# [What is expected]
Scan the records for the string "Element"; copy each line where it occurs.

————————

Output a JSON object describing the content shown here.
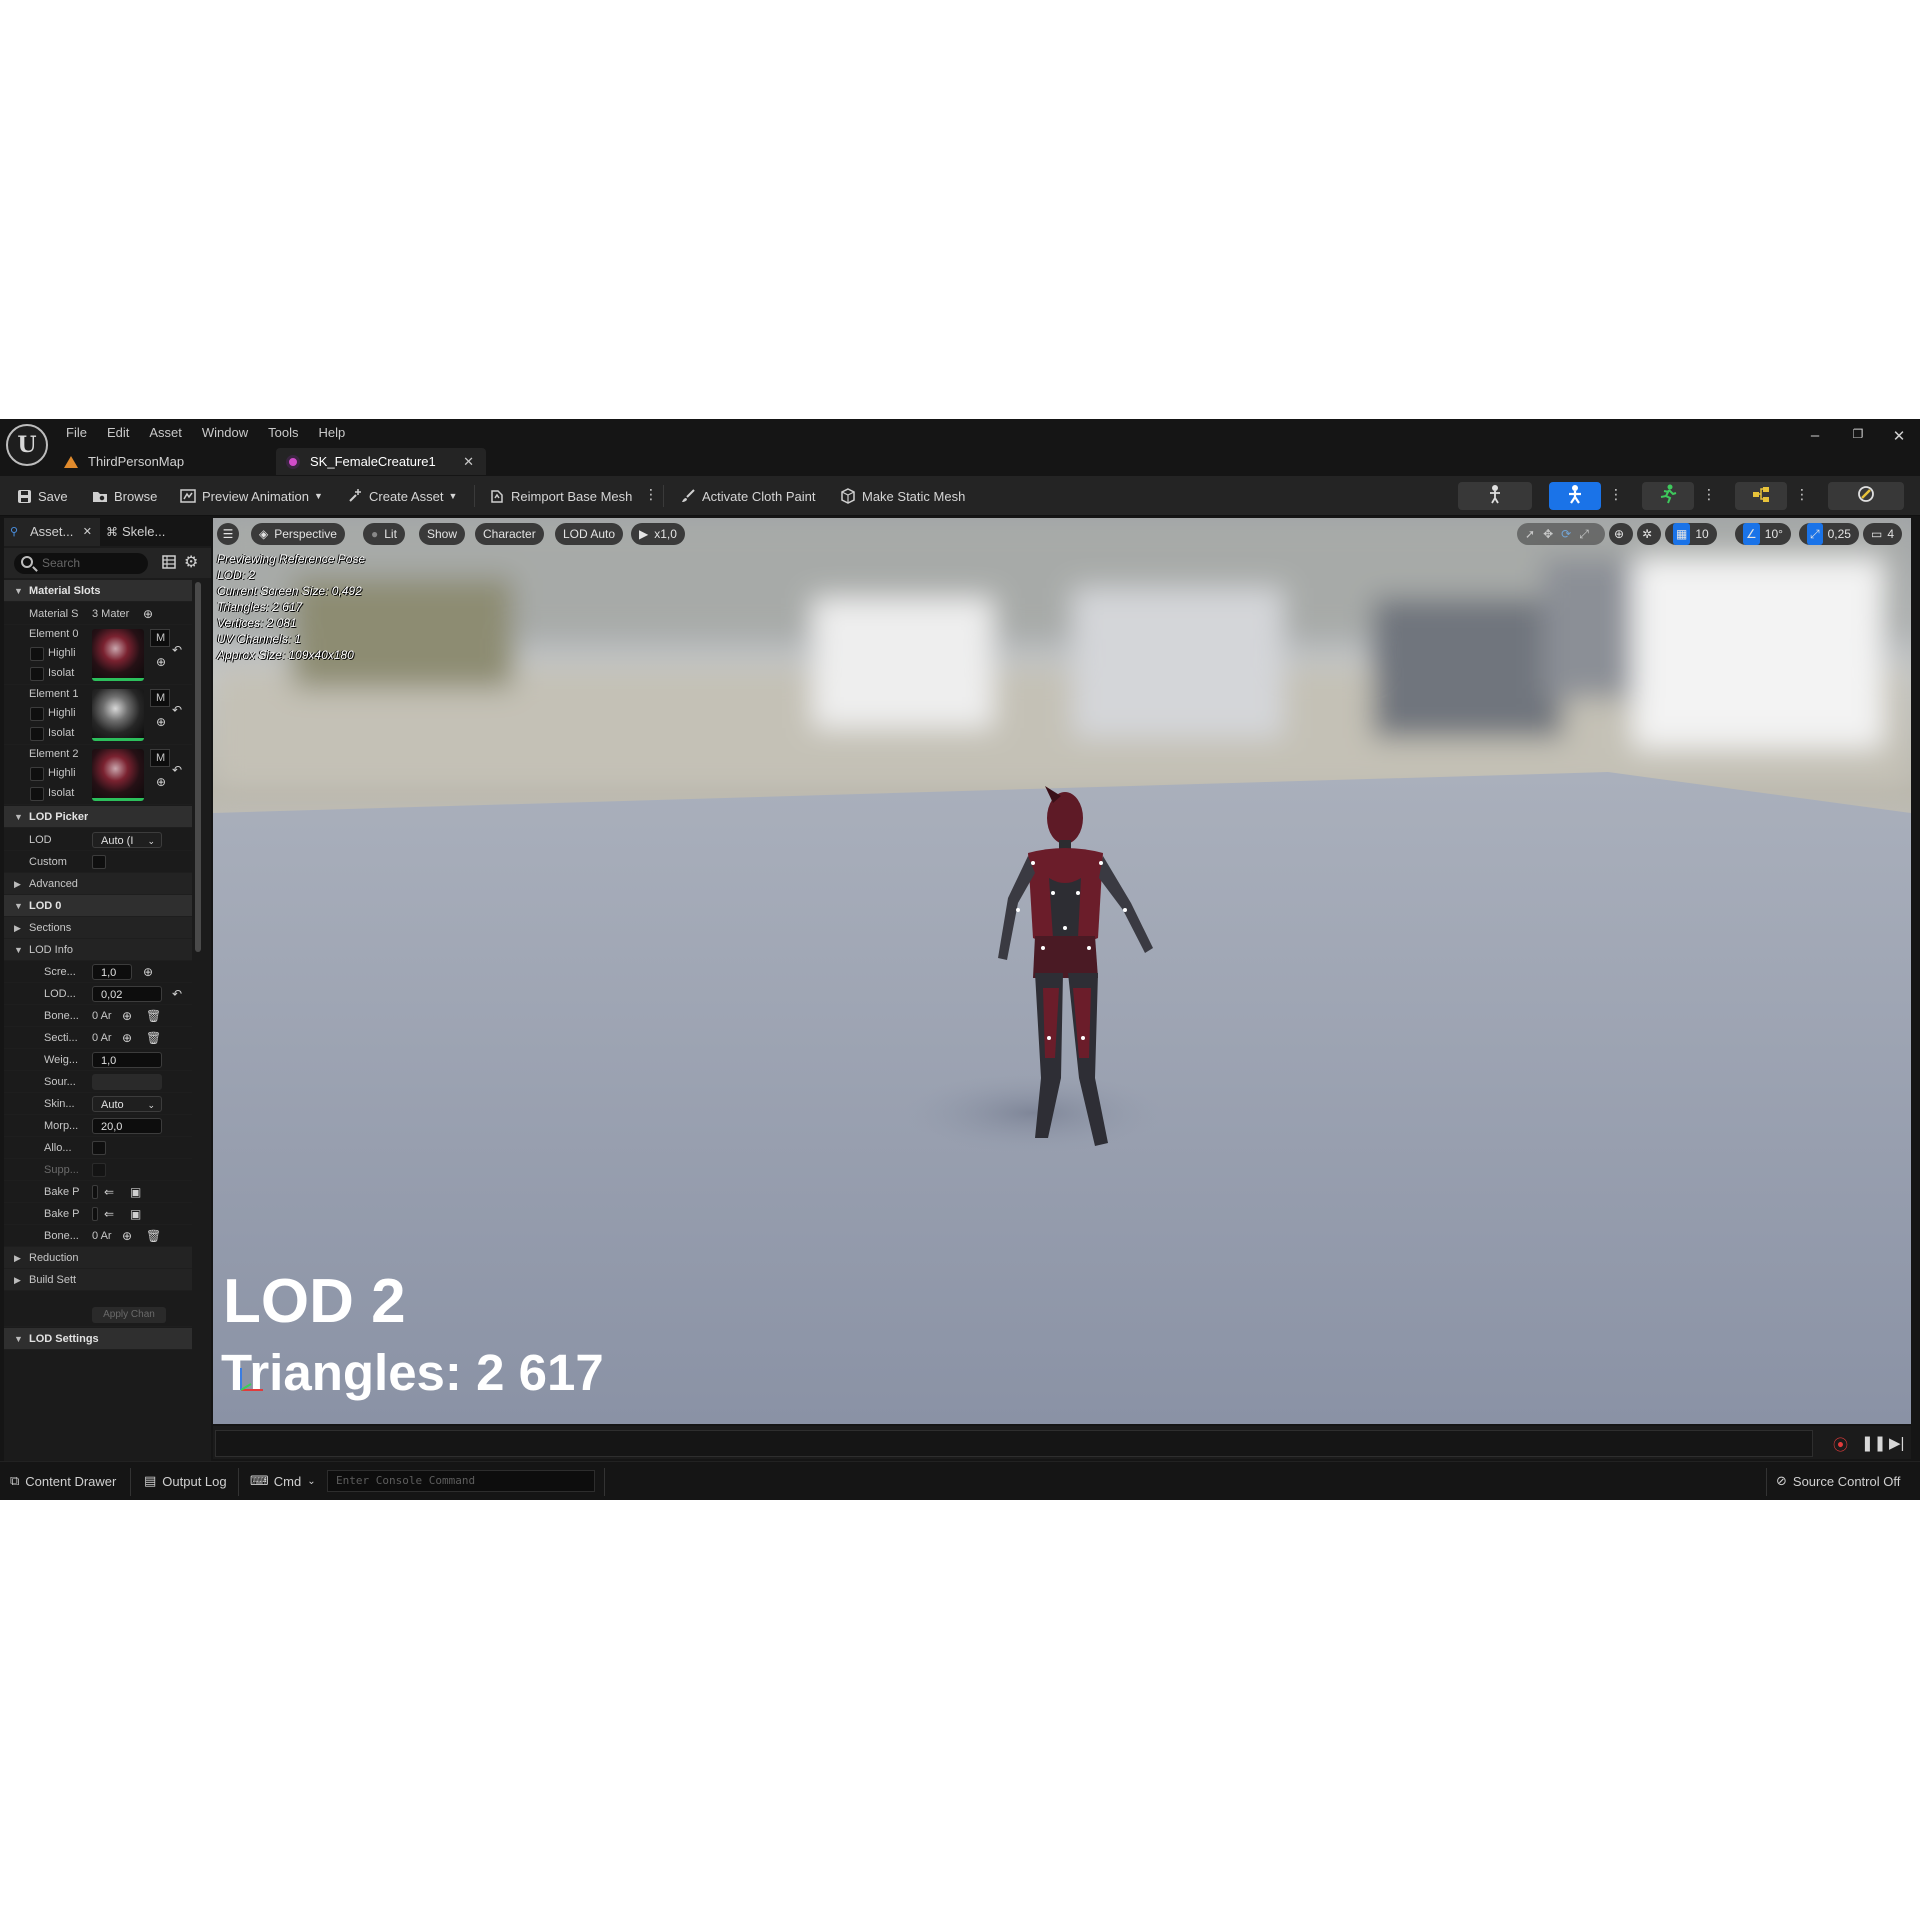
{
  "menu": [
    "File",
    "Edit",
    "Asset",
    "Window",
    "Tools",
    "Help"
  ],
  "tabs": {
    "map": "ThirdPersonMap",
    "mesh": "SK_FemaleCreature1"
  },
  "toolbar": {
    "save": "Save",
    "browse": "Browse",
    "preview_animation": "Preview Animation",
    "create_asset": "Create Asset",
    "reimport": "Reimport Base Mesh",
    "cloth_paint": "Activate Cloth Paint",
    "make_static": "Make Static Mesh"
  },
  "left_panel": {
    "tab_asset": "Asset...",
    "tab_skeleton": "Skele...",
    "search_placeholder": "Search",
    "material_slots": "Material Slots",
    "material_label": "Material S",
    "material_value": "3 Materi",
    "element0": "Element 0",
    "element1": "Element 1",
    "element2": "Element 2",
    "highlight": "Highli",
    "isolate": "Isolat",
    "m": "M",
    "lod_picker": "LOD Picker",
    "lod": "LOD",
    "lod_value": "Auto (I",
    "custom": "Custom",
    "advanced": "Advanced",
    "lod0": "LOD 0",
    "sections": "Sections",
    "lod_info": "LOD Info",
    "screen": "Scre...",
    "screen_val": "1,0",
    "lodh": "LOD...",
    "lodh_val": "0,02",
    "bone": "Bone...",
    "bone_val": "0 Ar",
    "section": "Secti...",
    "section_val": "0 Ar",
    "weight": "Weig...",
    "weight_val": "1,0",
    "source": "Sour...",
    "skin": "Skin...",
    "skin_val": "Auto",
    "morph": "Morp...",
    "morph_val": "20,0",
    "allow": "Allo...",
    "supp": "Supp...",
    "bake1": "Bake P",
    "bake2": "Bake P",
    "bone2": "Bone...",
    "bone2_val": "0 Ar",
    "reduction": "Reduction",
    "build": "Build Sett",
    "apply": "Apply Chan",
    "lod_settings": "LOD Settings"
  },
  "viewport": {
    "perspective": "Perspective",
    "lit": "Lit",
    "show": "Show",
    "character": "Character",
    "lod_auto": "LOD Auto",
    "speed": "x1,0",
    "grid": "10",
    "angle": "10°",
    "scale": "0,25",
    "camera": "4",
    "stats": [
      "Previewing Reference Pose",
      "LOD: 2",
      "Current Screen Size: 0,492",
      "Triangles: 2 617",
      "Vertices: 2 081",
      "UV Channels: 1",
      "Approx Size: 109x40x180"
    ],
    "lod_overlay": "LOD 2",
    "triangles_overlay": "Triangles: 2 617"
  },
  "statusbar": {
    "content_drawer": "Content Drawer",
    "output_log": "Output Log",
    "cmd": "Cmd",
    "console_placeholder": "Enter Console Command",
    "source_control": "Source Control Off"
  },
  "colors": {
    "accent": "#1a73e8",
    "panel": "#1b1b1b",
    "floor": "#a5aab5"
  }
}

————————

# [Solution to this exercise]
    "element0": "Element 0",
    "element1": "Element 1",
    "element2": "Element 2",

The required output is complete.